* Begin *
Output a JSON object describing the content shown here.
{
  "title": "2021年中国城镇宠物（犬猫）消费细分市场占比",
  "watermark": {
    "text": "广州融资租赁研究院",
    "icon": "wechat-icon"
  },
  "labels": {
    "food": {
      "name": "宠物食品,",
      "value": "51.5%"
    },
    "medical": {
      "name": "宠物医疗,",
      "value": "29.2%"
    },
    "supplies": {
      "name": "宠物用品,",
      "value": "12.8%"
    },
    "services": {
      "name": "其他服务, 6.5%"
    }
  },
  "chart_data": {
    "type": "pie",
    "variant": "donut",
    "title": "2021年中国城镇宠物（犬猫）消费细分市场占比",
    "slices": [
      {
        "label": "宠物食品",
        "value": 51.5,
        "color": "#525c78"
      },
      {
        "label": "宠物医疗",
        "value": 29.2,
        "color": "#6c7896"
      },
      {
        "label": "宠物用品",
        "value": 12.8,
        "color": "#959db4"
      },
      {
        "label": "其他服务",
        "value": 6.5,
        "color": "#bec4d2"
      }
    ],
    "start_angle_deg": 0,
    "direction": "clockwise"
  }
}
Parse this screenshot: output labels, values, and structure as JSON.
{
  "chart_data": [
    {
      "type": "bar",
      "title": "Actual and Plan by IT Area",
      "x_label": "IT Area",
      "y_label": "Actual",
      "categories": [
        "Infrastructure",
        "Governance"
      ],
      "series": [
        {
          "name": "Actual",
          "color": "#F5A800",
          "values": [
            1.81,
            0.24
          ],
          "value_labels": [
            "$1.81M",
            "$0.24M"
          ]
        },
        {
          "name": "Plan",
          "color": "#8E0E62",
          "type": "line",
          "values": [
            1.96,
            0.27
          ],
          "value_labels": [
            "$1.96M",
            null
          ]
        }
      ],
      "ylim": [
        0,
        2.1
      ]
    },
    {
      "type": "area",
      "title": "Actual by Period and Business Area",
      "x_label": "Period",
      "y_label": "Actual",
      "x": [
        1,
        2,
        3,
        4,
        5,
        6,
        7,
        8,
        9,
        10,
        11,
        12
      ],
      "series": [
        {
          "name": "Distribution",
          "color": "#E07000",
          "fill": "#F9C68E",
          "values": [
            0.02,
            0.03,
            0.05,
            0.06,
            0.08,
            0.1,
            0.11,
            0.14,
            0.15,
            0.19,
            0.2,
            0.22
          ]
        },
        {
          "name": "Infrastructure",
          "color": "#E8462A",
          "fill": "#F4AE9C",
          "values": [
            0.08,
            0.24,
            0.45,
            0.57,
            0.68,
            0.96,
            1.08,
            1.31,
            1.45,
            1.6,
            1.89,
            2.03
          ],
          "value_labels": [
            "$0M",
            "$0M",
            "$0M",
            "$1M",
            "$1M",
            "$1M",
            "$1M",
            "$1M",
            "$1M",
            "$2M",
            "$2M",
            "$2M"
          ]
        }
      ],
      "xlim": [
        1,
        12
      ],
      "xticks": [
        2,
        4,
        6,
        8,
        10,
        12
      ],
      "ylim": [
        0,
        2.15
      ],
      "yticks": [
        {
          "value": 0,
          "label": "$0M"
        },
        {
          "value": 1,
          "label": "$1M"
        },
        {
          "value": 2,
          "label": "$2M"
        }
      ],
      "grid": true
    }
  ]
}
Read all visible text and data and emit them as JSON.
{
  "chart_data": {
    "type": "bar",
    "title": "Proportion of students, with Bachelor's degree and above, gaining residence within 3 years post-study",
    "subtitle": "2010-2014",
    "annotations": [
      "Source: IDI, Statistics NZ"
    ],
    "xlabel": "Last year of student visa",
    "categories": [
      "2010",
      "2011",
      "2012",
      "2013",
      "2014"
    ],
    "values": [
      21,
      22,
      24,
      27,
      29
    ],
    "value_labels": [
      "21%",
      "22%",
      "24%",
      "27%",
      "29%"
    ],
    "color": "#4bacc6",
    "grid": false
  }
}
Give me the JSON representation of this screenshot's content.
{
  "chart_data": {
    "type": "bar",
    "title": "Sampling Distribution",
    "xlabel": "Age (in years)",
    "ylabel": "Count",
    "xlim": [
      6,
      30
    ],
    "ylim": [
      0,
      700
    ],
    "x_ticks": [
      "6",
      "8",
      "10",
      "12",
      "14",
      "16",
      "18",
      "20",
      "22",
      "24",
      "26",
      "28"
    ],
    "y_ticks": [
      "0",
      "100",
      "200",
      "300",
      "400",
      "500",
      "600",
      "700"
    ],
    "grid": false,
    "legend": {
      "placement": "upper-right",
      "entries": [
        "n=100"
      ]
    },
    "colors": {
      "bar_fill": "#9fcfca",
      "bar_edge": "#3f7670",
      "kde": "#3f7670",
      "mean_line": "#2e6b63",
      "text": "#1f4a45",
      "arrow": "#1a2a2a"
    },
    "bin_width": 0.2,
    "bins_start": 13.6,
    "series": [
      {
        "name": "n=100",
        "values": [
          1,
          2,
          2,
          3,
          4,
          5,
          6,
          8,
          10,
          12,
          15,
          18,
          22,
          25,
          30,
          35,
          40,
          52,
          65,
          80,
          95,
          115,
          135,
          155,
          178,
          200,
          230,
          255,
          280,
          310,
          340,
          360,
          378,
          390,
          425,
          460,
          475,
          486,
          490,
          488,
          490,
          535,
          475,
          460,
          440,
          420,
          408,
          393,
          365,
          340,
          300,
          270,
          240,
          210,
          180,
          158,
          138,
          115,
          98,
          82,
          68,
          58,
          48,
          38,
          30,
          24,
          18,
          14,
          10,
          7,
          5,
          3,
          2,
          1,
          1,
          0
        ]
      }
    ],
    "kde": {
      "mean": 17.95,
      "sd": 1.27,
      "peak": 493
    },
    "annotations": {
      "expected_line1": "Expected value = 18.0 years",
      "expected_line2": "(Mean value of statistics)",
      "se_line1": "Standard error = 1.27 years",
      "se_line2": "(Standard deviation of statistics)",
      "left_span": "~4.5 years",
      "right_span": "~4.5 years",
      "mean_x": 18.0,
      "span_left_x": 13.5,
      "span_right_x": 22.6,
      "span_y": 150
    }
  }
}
* End *
List all lines holding the string "JSON".

Output a JSON object describing the content shown here.
Parse this screenshot: output labels, values, and structure as JSON.
Read all visible text and data and emit them as JSON.
Give me the JSON representation of this screenshot's content.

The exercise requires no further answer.